Tally the lines with the word "Transcribe" and report the number alone.

* begin *

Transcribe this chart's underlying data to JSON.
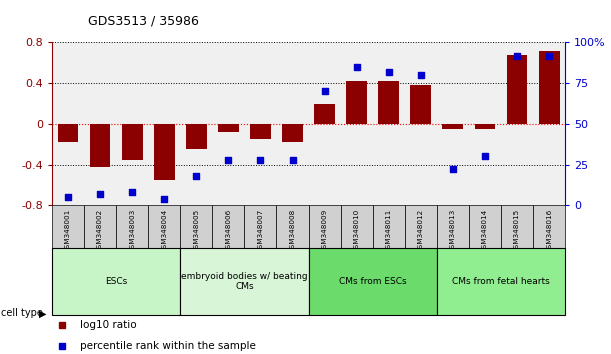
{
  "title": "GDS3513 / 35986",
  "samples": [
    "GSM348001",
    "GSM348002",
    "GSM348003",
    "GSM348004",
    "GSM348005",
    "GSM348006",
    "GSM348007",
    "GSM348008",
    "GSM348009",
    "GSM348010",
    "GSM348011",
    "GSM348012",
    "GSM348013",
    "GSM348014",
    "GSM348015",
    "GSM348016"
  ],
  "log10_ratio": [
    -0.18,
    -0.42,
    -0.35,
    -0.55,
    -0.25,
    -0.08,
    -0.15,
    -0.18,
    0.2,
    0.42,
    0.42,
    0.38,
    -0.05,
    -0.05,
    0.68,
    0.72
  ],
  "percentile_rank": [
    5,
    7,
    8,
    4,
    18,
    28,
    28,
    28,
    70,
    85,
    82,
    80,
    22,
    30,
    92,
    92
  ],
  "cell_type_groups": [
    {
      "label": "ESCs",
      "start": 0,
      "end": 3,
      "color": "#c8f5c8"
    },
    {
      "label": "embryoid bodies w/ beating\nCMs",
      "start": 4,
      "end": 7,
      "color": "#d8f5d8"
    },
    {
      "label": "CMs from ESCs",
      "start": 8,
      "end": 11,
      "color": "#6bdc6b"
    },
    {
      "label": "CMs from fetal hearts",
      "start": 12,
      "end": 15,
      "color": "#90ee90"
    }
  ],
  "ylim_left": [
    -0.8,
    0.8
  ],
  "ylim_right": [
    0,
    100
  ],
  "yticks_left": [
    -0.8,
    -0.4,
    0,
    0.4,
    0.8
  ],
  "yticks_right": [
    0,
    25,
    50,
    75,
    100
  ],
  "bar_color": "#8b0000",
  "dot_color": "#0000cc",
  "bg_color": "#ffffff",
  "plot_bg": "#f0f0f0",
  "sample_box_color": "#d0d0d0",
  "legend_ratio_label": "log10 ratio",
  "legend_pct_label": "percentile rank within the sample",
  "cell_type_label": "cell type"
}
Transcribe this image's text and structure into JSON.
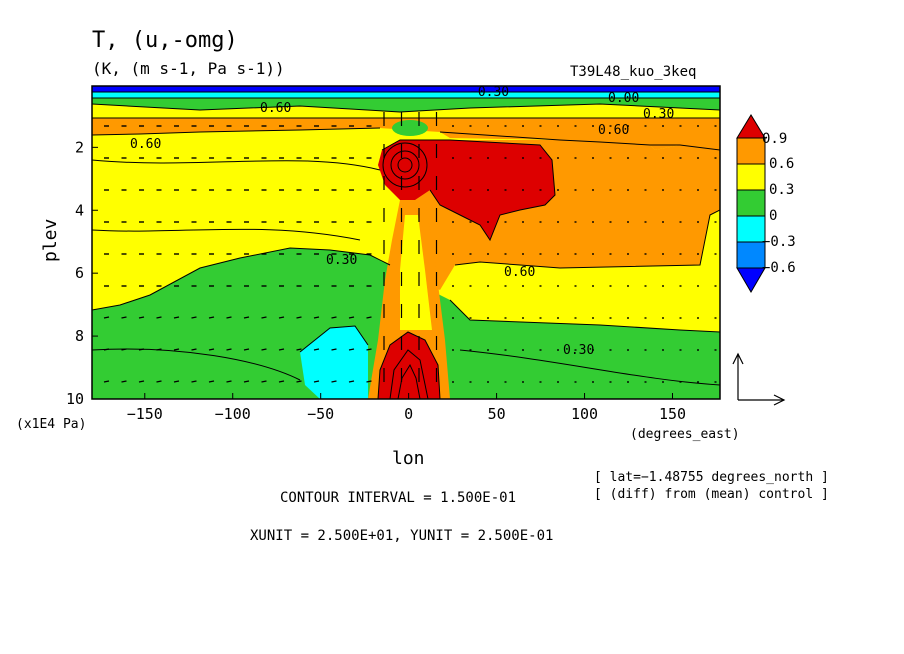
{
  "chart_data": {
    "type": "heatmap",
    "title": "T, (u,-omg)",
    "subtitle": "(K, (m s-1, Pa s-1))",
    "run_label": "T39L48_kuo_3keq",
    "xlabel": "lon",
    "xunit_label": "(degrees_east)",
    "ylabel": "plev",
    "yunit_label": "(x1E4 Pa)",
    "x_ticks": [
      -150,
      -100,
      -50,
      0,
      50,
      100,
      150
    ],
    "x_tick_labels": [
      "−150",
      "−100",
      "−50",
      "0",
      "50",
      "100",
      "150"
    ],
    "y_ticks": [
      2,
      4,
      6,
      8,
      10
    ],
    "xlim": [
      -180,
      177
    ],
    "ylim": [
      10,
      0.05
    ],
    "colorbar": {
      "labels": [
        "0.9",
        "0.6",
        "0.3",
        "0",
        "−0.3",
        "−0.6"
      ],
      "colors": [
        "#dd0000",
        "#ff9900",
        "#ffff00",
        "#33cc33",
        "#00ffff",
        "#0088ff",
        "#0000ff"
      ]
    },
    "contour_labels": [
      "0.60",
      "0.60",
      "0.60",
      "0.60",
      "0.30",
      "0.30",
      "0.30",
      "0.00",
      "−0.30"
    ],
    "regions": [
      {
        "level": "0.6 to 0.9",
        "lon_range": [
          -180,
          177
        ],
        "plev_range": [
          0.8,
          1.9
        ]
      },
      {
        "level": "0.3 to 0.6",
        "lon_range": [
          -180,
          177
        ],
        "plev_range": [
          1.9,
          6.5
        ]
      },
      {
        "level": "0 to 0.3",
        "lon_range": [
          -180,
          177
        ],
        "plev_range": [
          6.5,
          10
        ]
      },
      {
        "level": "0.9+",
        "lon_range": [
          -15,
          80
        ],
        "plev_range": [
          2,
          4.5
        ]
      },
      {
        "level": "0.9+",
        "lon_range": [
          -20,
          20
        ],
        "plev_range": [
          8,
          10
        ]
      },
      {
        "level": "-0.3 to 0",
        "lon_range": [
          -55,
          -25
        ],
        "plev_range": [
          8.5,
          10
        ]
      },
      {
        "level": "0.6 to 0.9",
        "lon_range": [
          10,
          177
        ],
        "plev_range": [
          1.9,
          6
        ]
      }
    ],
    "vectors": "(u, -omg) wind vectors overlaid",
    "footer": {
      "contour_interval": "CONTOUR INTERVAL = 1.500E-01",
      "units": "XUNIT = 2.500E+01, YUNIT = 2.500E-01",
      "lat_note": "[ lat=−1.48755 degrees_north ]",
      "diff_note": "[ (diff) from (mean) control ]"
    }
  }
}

* end *

> [WORKED ANSWER] 2